Objective 1
Please reproduce the entries exactly, starting at their first line and running through the line containing "- y-tick-label: 30: [91, 449, 155, 507]", with both ends included.

━━━━━ Text extract ━━━━━

This one isn't a playset pretending to be a display piece, it's a full diorama that happens to have a poseable robot in it.

You get a dark red and gold knight mech locked in battle with a pink tentacled thing rising out of the harbour, and the whole scene lives on its own dock base. If you love Ninjago mechs or you just want something with real presence on a shelf, it earns its spot. If you were hoping for a chunky playable build, know that a lot of the joy here is in the posing and the drama.

Best for: Ninjago mech fans who want a shelf-ready battle scene, not a toy to bash around

The full review

The Fire Knight Mech is one of those LEGO® sets that knows exactly what it wants to be. This isn't a mech you build to swoosh around the living room. It's a fixed battle scene, part of the newer Ninjago Legends Monstrosity line, and the whole thing is designed to sit on a shelf and tell a story. You've got a dark red, gold and black knight mech, spear in hand and cape flaring behind it, squaring off against an ancient sea monster that's clawing its way out of the water. The base is a proper little dock and beach, murky harbour and all, so the two halves read as one frozen moment. It's dramatic in a way most mech sets don't even try for.

What surprised me most is how well the mech actually moves. The arms and legs are full of click joints, and they hold a pose properly, so you can lean the whole body into the fight instead of standing it up straight like a trophy. That said, a few reviewers who've built the bigger Ninjago mechs miss the double-jointed elbows those had, and you feel that limit if you push the posing hard. The fabric cape is the other thing people talk about. It's got thin rods sewn in to keep it billowing, which looks great from the front, but the rods peek out if you're not careful and getting the drape just right takes some patience.

There are trade-offs worth knowing about. At 119.99 dollars for just under a thousand pieces, this sits at the pricier end of the value scale, and you're partly paying for the base and the scene rather than raw brick. The sea monster is fun, but it's molded in a bright pink that tips it toward comical rather than scary, and there are a few light bluish grey parts scattered on the mech that clash a little with the gorgeous dark red and gold everywhere else. Dark grey would have blended in far better. There are two minifigures too: Kai with a glowing sword who can tuck inside the mech's chest cockpit, and a Fisherman with a paddle and a little boat. Kai riding inside is a cute idea, though honestly he looks better standing beside the mech than hidden in it.

As for who lands on this one, if you're a Ninjago fan, or you just love a mech with a bit of theatre to it, this one delivers a complete scene straight out of the box and it looks fantastic finished. The Brickset community has it sitting around 4.5 out of 5, which tells you people who build it tend to keep smiling. If you want a knock-about play toy or you're chasing pure piece-count value, this probably isn't the set to start with. But as a display piece with genuine drama baked in, it's an easy one to love.

The parts story

What the build is actually like, and the pieces worth knowing about.

━━━━━

Objective 2
In the LEGO set review, what are the two minifigures included with the Fire Knight Mech?

━━━━━ Extracted material ━━━━━

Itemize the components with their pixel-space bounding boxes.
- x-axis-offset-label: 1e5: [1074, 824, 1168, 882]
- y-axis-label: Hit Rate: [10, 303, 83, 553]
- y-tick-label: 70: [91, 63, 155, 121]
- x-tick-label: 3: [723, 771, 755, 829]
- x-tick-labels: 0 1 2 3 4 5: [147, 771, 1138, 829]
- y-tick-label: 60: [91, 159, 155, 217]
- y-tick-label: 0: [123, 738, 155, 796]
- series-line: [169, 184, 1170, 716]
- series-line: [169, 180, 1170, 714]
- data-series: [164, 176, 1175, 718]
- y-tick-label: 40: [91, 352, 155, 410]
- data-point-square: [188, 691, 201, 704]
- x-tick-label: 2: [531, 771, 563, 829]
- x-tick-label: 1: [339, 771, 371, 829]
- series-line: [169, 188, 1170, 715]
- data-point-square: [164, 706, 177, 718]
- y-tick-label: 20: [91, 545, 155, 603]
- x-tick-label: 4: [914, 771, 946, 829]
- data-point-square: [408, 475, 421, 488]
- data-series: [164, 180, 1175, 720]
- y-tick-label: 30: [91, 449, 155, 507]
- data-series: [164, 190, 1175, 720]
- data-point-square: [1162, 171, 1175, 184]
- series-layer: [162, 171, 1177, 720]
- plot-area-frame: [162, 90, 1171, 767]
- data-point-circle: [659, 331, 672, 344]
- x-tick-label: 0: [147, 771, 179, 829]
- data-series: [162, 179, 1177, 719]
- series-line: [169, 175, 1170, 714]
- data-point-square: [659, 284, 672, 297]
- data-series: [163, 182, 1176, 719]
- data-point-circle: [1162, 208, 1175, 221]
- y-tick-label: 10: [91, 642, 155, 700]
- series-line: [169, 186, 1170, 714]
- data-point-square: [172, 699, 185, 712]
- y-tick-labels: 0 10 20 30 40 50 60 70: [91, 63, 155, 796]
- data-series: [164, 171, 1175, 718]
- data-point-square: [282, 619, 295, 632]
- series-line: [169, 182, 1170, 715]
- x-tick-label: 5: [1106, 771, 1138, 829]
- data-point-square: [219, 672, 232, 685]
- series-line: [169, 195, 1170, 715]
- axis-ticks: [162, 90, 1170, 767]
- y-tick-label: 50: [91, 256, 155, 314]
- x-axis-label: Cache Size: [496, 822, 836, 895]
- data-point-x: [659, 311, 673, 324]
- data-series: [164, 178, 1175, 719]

━━━━━

Exercise result 1
Itemize the components with their pixel-space bounding boxes.
- x-axis-offset-label: 1e5: [1074, 824, 1168, 882]
- y-axis-label: Hit Rate: [10, 303, 83, 553]
- y-tick-label: 70: [91, 63, 155, 121]
- x-tick-label: 3: [723, 771, 755, 829]
- x-tick-labels: 0 1 2 3 4 5: [147, 771, 1138, 829]
- y-tick-label: 60: [91, 159, 155, 217]
- y-tick-label: 0: [123, 738, 155, 796]
- series-line: [169, 184, 1170, 716]
- series-line: [169, 180, 1170, 714]
- data-series: [164, 176, 1175, 718]
- y-tick-label: 40: [91, 352, 155, 410]
- data-point-square: [188, 691, 201, 704]
- x-tick-label: 2: [531, 771, 563, 829]
- x-tick-label: 1: [339, 771, 371, 829]
- series-line: [169, 188, 1170, 715]
- data-point-square: [164, 706, 177, 718]
- y-tick-label: 20: [91, 545, 155, 603]
- x-tick-label: 4: [914, 771, 946, 829]
- data-point-square: [408, 475, 421, 488]
- data-series: [164, 180, 1175, 720]
- y-tick-label: 30: [91, 449, 155, 507]

Exercise result 2
Kai, with a glowing sword, and a Fisherman, with a paddle and a little boat.